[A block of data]
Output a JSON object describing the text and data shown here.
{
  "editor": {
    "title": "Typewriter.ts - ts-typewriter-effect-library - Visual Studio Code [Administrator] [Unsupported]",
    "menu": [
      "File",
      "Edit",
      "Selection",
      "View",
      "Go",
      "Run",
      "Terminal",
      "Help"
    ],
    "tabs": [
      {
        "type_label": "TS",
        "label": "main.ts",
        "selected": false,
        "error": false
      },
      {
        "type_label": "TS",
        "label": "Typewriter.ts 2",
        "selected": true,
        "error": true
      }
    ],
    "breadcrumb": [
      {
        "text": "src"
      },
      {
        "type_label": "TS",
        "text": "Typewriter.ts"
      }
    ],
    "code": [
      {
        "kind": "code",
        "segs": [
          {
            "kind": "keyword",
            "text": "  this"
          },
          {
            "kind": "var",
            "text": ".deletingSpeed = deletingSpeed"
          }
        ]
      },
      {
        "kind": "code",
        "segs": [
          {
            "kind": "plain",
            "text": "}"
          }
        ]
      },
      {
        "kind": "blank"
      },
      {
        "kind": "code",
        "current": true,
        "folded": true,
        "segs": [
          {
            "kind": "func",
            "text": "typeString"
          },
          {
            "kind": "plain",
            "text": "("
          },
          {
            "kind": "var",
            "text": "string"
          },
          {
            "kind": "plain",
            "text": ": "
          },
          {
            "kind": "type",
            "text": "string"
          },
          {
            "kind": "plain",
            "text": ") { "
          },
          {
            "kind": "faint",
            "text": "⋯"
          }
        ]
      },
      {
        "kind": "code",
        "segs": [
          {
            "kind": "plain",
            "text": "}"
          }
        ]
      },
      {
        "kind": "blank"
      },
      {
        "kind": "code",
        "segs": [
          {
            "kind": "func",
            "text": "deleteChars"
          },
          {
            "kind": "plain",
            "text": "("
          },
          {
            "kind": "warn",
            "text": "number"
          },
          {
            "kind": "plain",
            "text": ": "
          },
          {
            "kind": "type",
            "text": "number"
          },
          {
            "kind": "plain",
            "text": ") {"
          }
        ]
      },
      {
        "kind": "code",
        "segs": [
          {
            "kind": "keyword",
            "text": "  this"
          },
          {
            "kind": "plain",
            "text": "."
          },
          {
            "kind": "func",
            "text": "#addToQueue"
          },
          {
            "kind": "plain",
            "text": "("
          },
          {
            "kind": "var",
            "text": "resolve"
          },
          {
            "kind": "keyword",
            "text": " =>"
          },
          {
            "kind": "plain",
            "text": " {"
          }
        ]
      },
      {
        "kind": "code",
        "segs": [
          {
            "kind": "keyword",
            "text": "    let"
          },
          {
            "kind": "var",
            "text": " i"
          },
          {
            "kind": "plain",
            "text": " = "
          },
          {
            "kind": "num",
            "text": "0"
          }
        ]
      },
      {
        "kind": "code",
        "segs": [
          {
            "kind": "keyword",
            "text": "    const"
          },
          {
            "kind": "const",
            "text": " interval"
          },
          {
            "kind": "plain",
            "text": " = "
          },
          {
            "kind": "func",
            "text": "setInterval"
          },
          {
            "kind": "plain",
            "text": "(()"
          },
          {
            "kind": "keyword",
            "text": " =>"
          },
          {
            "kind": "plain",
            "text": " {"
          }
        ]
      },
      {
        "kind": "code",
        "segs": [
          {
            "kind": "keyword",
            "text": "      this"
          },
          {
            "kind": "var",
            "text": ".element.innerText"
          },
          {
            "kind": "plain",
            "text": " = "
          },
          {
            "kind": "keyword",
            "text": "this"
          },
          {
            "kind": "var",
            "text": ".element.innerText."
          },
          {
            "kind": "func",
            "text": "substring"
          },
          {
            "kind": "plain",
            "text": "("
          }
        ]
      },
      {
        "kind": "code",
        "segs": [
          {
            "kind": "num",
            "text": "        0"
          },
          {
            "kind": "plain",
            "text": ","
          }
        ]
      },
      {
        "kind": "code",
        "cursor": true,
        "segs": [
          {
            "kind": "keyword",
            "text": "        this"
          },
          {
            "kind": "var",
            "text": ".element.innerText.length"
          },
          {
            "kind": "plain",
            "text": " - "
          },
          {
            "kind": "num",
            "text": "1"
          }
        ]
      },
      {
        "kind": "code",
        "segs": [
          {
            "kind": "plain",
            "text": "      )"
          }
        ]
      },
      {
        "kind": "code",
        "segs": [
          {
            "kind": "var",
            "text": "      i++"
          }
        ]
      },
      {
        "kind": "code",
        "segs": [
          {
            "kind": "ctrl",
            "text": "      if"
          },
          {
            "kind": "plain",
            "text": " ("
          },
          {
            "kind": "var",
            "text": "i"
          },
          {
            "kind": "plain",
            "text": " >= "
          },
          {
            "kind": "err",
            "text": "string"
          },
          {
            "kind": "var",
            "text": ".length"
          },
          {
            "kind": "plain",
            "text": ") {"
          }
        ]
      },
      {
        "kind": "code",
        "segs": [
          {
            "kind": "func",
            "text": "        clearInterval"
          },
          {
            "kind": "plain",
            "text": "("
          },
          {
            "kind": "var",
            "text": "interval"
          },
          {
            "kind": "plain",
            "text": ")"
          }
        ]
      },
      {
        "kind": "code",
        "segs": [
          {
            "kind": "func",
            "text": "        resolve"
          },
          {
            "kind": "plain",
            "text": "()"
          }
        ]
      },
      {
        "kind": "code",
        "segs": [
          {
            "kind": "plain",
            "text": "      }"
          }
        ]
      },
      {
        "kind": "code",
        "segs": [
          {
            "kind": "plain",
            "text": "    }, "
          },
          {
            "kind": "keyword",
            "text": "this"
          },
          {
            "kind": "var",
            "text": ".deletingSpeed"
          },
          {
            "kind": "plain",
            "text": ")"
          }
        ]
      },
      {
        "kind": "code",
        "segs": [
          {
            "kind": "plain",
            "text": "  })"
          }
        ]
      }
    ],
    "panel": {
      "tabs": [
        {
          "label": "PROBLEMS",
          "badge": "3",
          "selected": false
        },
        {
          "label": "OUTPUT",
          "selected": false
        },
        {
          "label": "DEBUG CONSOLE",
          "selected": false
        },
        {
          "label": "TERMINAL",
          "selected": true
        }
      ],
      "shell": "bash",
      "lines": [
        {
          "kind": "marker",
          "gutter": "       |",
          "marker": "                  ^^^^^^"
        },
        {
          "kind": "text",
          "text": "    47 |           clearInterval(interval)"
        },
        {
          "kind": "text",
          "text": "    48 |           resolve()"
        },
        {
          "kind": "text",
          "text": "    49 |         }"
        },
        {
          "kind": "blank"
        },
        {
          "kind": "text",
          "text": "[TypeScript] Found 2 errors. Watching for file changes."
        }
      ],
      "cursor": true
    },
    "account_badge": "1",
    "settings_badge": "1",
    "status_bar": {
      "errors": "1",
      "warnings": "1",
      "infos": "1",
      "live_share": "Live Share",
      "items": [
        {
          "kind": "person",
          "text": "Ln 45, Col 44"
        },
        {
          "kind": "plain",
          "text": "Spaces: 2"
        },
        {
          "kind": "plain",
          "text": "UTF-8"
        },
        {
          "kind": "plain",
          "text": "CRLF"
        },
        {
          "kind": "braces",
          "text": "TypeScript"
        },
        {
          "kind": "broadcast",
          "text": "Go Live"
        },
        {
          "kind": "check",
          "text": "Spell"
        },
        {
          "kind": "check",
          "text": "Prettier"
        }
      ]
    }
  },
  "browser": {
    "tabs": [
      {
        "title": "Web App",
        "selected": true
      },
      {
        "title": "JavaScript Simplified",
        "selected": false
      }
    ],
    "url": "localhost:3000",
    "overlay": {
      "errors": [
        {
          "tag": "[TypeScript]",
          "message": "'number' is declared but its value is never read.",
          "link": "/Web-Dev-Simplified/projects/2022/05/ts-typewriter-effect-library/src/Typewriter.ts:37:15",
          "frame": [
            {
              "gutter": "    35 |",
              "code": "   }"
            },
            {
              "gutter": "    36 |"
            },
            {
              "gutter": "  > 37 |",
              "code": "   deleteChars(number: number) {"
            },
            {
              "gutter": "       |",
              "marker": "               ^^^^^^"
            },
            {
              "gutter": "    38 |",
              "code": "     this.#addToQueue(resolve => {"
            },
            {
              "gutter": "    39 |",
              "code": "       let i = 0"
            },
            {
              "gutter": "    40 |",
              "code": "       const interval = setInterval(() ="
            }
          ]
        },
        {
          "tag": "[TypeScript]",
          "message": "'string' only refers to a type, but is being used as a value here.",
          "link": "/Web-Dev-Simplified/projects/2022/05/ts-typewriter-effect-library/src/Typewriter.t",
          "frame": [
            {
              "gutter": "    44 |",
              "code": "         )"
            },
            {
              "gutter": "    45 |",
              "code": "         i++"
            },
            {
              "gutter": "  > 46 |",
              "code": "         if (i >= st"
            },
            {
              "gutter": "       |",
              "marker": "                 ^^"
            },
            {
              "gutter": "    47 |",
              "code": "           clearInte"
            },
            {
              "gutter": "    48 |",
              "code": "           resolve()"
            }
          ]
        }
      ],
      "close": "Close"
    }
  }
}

__What needs to be done__.
Copy each line above that contains the word "title".

__Output for this task__.
    "title": "Typewriter.ts - ts-typewriter-effect-library - Visual Studio Code [Administrator] [Unsupported]",
        "title": "Web App",
        "title": "JavaScript Simplified",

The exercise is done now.